(Items listed in a dataset)
## Begin

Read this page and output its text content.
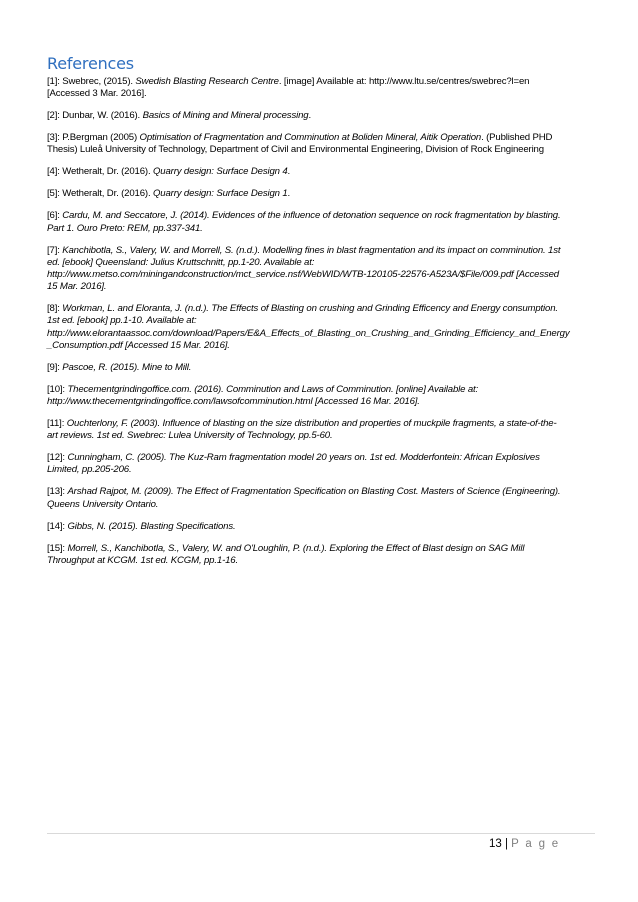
References

[1]: Swebrec, (2015). Swedish Blasting Research Centre. [image] Available at: http://www.ltu.se/centres/swebrec?l=en

[Accessed 3 Mar. 2016].

[2]: Dunbar, W. (2016). Basics of Mining and Mineral processing.

[3]: P.Bergman (2005) Optimisation of Fragmentation and Comminution at Boliden Mineral, Aitik Operation. (Published PHD

Thesis) Luleå University of Technology, Department of Civil and Environmental Engineering, Division of Rock Engineering

[4]: Wetheralt, Dr. (2016). Quarry design: Surface Design 4.

[5]: Wetheralt, Dr. (2016). Quarry design: Surface Design 1.

[6]: Cardu, M. and Seccatore, J. (2014). Evidences of the influence of detonation sequence on rock fragmentation by blasting.

Part 1. Ouro Preto: REM, pp.337-341.

[7]: Kanchibotla, S., Valery, W. and Morrell, S. (n.d.). Modelling fines in blast fragmentation and its impact on comminution. 1st

ed. [ebook] Queensland: Julius Kruttschnitt, pp.1-20. Available at:

http://www.metso.com/miningandconstruction/mct_service.nsf/WebWID/WTB-120105-22576-A523A/$File/009.pdf [Accessed

15 Mar. 2016].

[8]: Workman, L. and Eloranta, J. (n.d.). The Effects of Blasting on crushing and Grinding Efficency and Energy consumption.

1st ed. [ebook] pp.1-10. Available at:

http://www.elorantaassoc.com/download/Papers/E&A_Effects_of_Blasting_on_Crushing_and_Grinding_Efficiency_and_Energy

_Consumption.pdf [Accessed 15 Mar. 2016].

[9]: Pascoe, R. (2015). Mine to Mill.

[10]: Thecementgrindingoffice.com. (2016). Comminution and Laws of Comminution. [online] Available at:

http://www.thecementgrindingoffice.com/lawsofcomminution.html [Accessed 16 Mar. 2016].

[11]: Ouchterlony, F. (2003). Influence of blasting on the size distribution and properties of muckpile fragments, a state-of-the-

art reviews. 1st ed. Swebrec: Lulea University of Technology, pp.5-60.

[12]: Cunningham, C. (2005). The Kuz-Ram fragmentation model 20 years on. 1st ed. Modderfontein: African Explosives

Limited, pp.205-206.

[13]: Arshad Rajpot, M. (2009). The Effect of Fragmentation Specification on Blasting Cost. Masters of Science (Engineering).

Queens University Ontario.

[14]: Gibbs, N. (2015). Blasting Specifications.

[15]: Morrell, S., Kanchibotla, S., Valery, W. and O'Loughlin, P. (n.d.). Exploring the Effect of Blast design on SAG Mill

Throughput at KCGM. 1st ed. KCGM, pp.1-16.

13 | P a g e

## End

What is expected: Reproduce all the records verbatim, excluding images.

Problem solution:
Read this page and output its text content.
References

[1]: Swebrec, (2015). Swedish Blasting Research Centre. [image] Available at: http://www.ltu.se/centres/swebrec?l=en

[Accessed 3 Mar. 2016].

[2]: Dunbar, W. (2016). Basics of Mining and Mineral processing.

[3]: P.Bergman (2005) Optimisation of Fragmentation and Comminution at Boliden Mineral, Aitik Operation. (Published PHD

Thesis) Luleå University of Technology, Department of Civil and Environmental Engineering, Division of Rock Engineering

[4]: Wetheralt, Dr. (2016). Quarry design: Surface Design 4.

[5]: Wetheralt, Dr. (2016). Quarry design: Surface Design 1.

[6]: Cardu, M. and Seccatore, J. (2014). Evidences of the influence of detonation sequence on rock fragmentation by blasting.

Part 1. Ouro Preto: REM, pp.337-341.

[7]: Kanchibotla, S., Valery, W. and Morrell, S. (n.d.). Modelling fines in blast fragmentation and its impact on comminution. 1st

ed. [ebook] Queensland: Julius Kruttschnitt, pp.1-20. Available at:

http://www.metso.com/miningandconstruction/mct_service.nsf/WebWID/WTB-120105-22576-A523A/$File/009.pdf [Accessed

15 Mar. 2016].

[8]: Workman, L. and Eloranta, J. (n.d.). The Effects of Blasting on crushing and Grinding Efficency and Energy consumption.

1st ed. [ebook] pp.1-10. Available at:

http://www.elorantaassoc.com/download/Papers/E&A_Effects_of_Blasting_on_Crushing_and_Grinding_Efficiency_and_Energy

_Consumption.pdf [Accessed 15 Mar. 2016].

[9]: Pascoe, R. (2015). Mine to Mill.

[10]: Thecementgrindingoffice.com. (2016). Comminution and Laws of Comminution. [online] Available at:

http://www.thecementgrindingoffice.com/lawsofcomminution.html [Accessed 16 Mar. 2016].

[11]: Ouchterlony, F. (2003). Influence of blasting on the size distribution and properties of muckpile fragments, a state-of-the-

art reviews. 1st ed. Swebrec: Lulea University of Technology, pp.5-60.

[12]: Cunningham, C. (2005). The Kuz-Ram fragmentation model 20 years on. 1st ed. Modderfontein: African Explosives

Limited, pp.205-206.

[13]: Arshad Rajpot, M. (2009). The Effect of Fragmentation Specification on Blasting Cost. Masters of Science (Engineering).

Queens University Ontario.

[14]: Gibbs, N. (2015). Blasting Specifications.

[15]: Morrell, S., Kanchibotla, S., Valery, W. and O'Loughlin, P. (n.d.). Exploring the Effect of Blast design on SAG Mill

Throughput at KCGM. 1st ed. KCGM, pp.1-16.

13 | P a g e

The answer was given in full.